> **Entries provided**
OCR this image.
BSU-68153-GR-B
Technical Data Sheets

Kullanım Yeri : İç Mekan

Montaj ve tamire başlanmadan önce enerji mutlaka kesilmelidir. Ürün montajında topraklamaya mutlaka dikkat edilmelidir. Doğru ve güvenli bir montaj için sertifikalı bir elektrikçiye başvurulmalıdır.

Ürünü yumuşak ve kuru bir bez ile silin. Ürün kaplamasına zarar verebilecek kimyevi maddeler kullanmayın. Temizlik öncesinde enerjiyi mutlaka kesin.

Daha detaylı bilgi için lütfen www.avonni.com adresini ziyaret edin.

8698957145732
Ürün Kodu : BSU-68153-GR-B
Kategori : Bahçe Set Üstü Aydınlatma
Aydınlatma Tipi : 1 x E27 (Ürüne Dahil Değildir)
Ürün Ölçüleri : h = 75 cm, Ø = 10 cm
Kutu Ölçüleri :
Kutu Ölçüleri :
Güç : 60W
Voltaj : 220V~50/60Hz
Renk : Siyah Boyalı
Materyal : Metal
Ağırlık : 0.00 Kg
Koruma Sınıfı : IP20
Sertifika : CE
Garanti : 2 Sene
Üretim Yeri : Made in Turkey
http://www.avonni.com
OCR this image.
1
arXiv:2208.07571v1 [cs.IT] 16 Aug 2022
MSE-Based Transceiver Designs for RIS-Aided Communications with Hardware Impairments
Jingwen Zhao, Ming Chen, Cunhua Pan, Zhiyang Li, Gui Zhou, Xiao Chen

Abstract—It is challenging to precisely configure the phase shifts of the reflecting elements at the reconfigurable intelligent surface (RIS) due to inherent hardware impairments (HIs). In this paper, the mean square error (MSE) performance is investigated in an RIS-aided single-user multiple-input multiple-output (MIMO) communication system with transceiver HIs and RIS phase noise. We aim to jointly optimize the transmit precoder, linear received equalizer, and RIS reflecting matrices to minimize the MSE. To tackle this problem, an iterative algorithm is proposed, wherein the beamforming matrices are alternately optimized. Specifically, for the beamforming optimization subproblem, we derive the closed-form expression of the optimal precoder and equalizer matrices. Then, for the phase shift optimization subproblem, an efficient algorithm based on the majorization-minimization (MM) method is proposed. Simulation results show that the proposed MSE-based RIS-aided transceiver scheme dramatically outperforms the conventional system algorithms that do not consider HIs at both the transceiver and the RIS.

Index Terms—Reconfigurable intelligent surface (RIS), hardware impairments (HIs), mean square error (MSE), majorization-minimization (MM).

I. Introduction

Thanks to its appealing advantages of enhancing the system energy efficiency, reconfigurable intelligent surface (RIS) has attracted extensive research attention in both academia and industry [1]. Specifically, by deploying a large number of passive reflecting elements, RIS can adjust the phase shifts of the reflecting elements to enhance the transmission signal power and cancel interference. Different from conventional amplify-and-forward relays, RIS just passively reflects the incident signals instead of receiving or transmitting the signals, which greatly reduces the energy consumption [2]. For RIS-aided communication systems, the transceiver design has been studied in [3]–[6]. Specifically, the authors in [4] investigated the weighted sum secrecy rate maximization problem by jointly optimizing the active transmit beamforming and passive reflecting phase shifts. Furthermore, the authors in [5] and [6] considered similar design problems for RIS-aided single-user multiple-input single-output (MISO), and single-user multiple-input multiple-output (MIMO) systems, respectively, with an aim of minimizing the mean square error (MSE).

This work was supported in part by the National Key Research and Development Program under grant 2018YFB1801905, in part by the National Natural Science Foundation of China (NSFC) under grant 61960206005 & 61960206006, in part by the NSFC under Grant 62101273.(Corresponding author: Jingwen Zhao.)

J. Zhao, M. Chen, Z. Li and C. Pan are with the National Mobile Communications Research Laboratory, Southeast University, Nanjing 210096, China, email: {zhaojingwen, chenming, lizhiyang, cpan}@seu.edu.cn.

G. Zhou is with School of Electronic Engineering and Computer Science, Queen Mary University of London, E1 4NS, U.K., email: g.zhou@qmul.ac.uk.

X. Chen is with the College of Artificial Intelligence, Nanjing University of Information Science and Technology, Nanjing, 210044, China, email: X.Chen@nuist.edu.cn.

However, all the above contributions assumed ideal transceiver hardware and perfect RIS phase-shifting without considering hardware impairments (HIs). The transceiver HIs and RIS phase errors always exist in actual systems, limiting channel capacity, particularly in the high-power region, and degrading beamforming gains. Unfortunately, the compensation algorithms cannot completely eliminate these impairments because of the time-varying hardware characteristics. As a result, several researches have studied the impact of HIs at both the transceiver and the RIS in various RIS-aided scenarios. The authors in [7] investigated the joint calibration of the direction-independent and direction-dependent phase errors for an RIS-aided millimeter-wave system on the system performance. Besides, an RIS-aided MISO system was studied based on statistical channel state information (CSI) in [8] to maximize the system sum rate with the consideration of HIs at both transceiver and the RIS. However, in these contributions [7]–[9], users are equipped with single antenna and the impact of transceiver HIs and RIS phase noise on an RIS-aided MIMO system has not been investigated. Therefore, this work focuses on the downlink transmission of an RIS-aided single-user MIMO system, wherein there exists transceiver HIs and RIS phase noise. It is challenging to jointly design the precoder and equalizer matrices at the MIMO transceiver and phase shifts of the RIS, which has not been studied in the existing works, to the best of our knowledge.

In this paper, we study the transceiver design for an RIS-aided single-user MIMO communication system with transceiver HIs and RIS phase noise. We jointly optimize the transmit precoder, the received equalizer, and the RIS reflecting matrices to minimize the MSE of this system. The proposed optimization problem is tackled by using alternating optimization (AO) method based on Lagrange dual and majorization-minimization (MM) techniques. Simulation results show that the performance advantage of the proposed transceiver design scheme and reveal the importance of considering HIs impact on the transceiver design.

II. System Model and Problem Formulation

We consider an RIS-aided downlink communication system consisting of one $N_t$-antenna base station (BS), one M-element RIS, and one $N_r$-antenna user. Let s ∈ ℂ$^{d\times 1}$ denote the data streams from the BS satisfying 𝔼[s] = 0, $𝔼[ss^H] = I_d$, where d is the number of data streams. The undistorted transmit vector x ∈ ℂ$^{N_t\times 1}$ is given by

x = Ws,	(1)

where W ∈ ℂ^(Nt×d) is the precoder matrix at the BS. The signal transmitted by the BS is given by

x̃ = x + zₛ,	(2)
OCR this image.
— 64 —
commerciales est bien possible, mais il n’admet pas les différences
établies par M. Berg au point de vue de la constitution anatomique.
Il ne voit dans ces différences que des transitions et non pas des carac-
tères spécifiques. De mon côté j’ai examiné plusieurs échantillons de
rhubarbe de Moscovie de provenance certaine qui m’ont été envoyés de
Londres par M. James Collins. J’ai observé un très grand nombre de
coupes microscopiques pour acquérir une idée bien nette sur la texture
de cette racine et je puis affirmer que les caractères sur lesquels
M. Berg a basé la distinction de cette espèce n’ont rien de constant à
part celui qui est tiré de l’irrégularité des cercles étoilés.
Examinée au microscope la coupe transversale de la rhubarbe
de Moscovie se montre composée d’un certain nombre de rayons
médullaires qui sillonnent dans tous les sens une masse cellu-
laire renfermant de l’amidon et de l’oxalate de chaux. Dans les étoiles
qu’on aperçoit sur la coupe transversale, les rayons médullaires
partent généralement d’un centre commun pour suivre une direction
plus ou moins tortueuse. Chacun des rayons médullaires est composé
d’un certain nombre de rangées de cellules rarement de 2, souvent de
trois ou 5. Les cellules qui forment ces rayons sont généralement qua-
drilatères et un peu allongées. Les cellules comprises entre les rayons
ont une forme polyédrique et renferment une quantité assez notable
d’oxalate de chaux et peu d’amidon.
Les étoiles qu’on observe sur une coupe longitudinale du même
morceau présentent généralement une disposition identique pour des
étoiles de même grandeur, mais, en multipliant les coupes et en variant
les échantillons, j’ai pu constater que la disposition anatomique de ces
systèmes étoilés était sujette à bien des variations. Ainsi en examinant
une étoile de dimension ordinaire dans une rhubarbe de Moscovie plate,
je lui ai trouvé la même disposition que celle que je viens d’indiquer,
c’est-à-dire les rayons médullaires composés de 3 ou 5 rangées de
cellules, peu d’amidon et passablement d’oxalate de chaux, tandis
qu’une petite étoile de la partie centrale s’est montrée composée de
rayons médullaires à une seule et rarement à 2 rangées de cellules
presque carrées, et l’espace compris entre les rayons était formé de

> **What the task asks**
Scan the data above; copy every line where "Moscovie" appears.

> **Full response**
rhubarbe de Moscovie de provenance certaine qui m’ont été envoyés de
de Moscovie se montre composée d’un certain nombre de rayons
une étoile de dimension ordinaire dans une rhubarbe de Moscovie plate,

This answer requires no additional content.